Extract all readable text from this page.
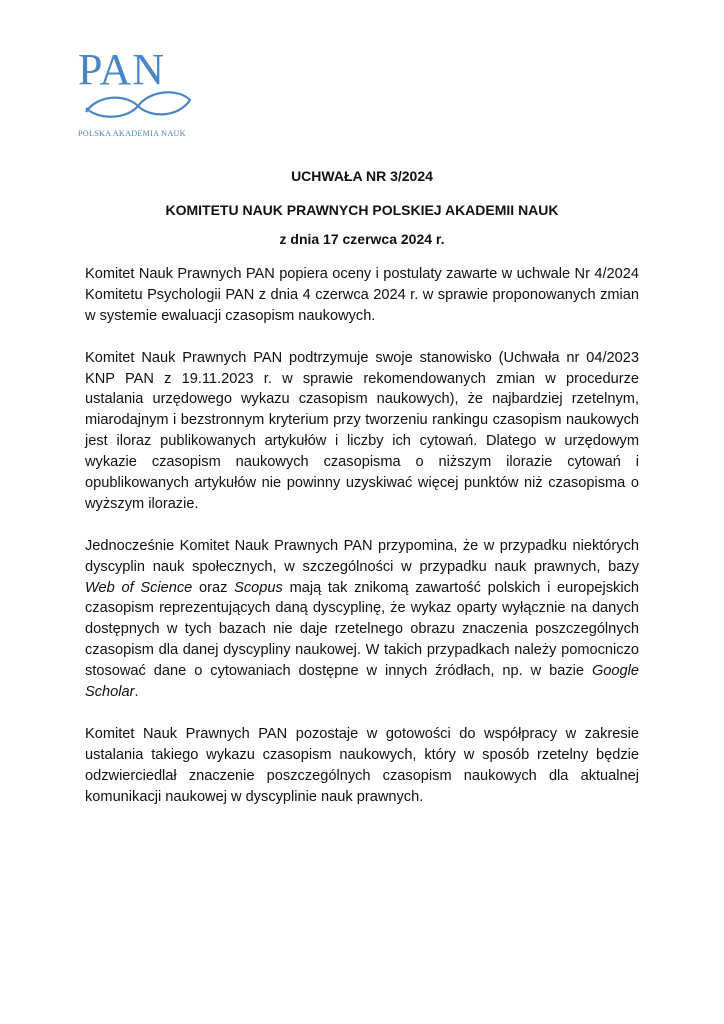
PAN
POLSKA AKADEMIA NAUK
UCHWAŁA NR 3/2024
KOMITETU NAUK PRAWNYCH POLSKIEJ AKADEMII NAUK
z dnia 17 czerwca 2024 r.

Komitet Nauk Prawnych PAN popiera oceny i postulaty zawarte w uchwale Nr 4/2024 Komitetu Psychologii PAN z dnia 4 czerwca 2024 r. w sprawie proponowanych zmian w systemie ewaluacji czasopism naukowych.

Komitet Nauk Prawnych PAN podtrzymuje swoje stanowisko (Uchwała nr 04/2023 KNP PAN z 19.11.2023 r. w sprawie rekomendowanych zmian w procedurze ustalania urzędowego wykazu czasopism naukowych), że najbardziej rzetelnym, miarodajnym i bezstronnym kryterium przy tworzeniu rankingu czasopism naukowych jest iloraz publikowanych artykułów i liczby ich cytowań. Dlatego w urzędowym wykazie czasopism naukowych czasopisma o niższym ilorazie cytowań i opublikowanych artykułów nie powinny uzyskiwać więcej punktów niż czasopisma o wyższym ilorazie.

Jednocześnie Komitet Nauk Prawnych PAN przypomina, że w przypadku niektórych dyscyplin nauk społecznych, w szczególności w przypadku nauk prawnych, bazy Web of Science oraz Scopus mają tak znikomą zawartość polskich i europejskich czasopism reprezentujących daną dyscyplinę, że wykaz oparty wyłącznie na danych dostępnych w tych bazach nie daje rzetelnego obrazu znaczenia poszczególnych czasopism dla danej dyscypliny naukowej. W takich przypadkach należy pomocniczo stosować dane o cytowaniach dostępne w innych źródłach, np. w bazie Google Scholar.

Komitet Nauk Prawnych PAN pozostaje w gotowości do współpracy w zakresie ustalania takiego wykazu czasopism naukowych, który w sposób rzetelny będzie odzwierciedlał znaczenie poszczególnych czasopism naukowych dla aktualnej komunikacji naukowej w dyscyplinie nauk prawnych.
--------
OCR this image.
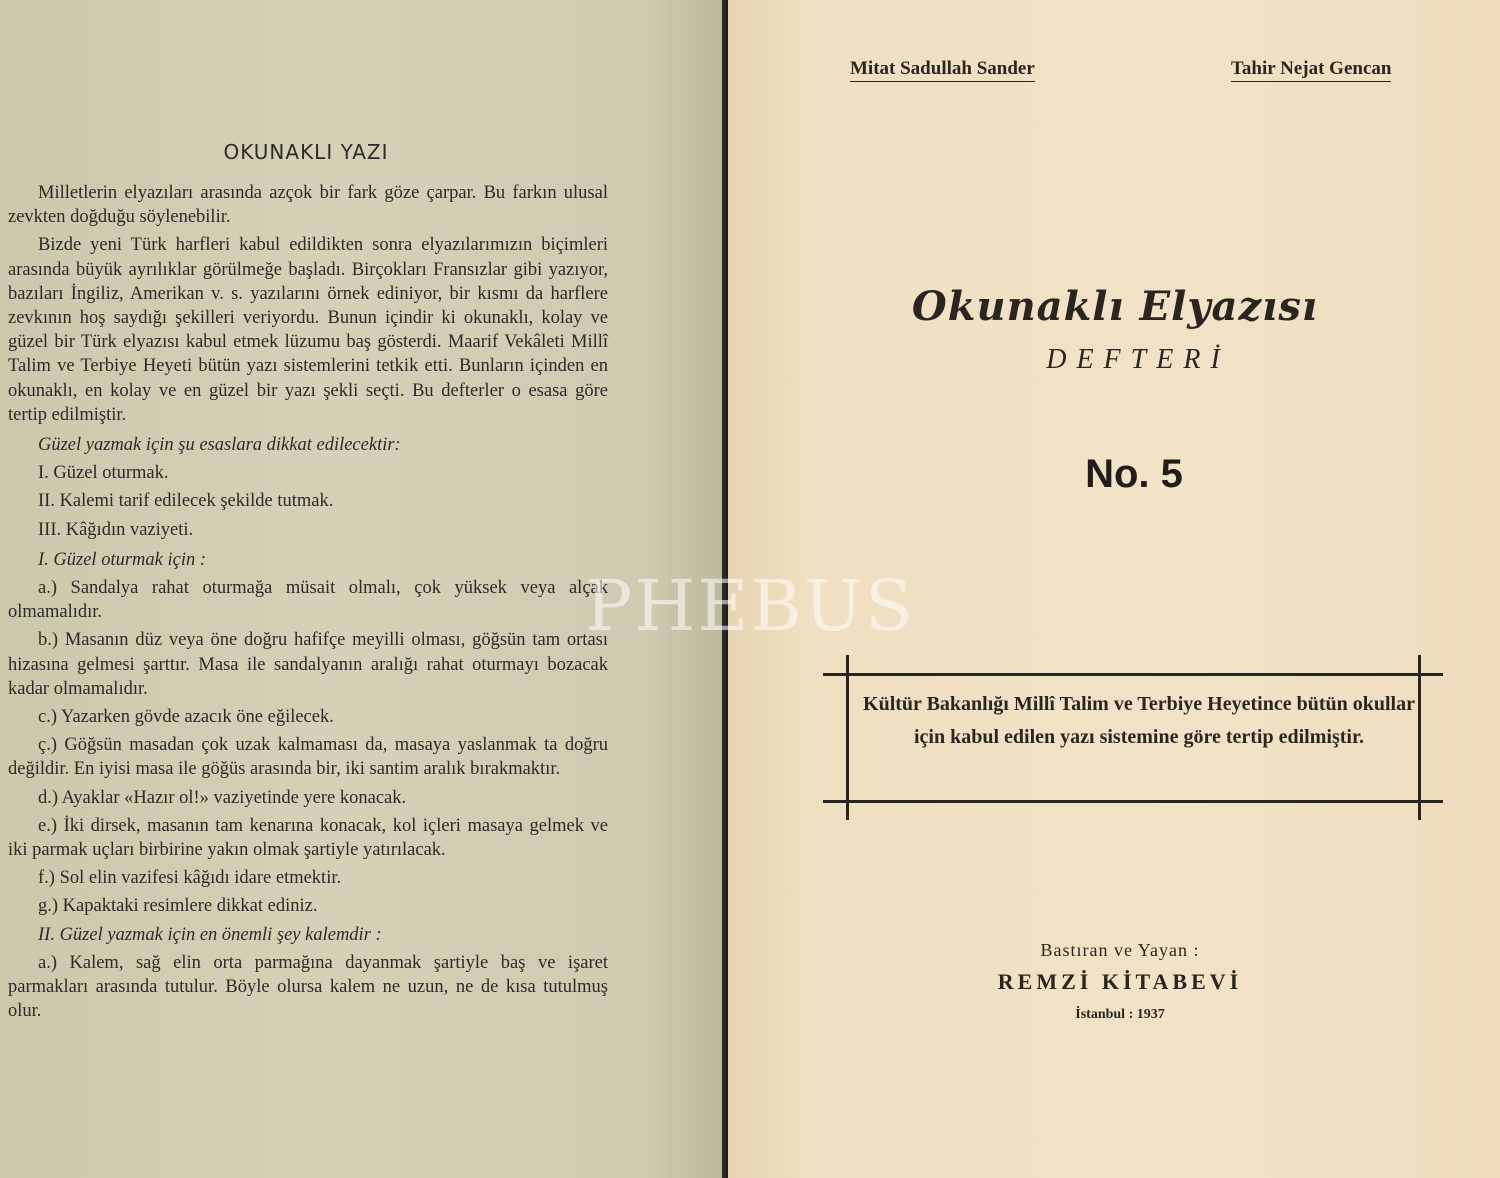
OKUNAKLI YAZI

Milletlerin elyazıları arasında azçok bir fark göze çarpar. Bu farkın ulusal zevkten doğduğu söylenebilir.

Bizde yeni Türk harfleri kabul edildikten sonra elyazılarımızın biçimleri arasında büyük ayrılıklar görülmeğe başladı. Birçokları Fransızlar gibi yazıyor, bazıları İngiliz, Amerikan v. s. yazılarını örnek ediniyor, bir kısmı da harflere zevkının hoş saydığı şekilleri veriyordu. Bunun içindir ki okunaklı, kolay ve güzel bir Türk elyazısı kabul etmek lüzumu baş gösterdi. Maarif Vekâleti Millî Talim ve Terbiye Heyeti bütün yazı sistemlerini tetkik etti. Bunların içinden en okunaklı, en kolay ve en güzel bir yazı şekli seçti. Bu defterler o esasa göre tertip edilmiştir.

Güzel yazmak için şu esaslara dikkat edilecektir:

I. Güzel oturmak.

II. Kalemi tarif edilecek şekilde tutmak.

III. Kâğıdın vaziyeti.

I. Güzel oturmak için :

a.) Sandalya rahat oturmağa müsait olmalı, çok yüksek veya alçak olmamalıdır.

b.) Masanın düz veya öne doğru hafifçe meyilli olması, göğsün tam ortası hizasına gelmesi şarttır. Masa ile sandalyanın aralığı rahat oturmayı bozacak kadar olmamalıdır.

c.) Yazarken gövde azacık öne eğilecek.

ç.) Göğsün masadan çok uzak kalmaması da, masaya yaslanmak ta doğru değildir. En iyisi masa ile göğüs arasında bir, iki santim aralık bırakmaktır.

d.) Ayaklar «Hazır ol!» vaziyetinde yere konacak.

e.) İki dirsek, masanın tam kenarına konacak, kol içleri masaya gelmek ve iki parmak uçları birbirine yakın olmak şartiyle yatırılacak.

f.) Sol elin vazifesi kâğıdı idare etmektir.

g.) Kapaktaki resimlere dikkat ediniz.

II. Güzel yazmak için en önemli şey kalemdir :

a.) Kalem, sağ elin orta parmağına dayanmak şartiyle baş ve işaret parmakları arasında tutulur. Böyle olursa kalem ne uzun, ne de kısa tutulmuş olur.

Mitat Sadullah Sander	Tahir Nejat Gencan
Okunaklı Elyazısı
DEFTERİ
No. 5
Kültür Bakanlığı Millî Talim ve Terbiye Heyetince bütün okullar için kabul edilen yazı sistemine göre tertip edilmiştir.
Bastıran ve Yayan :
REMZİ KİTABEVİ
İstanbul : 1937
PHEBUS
--------
Your task >>
Count how many lines above carry the word "olmamalıdır". Only the number is required.

Response >>
2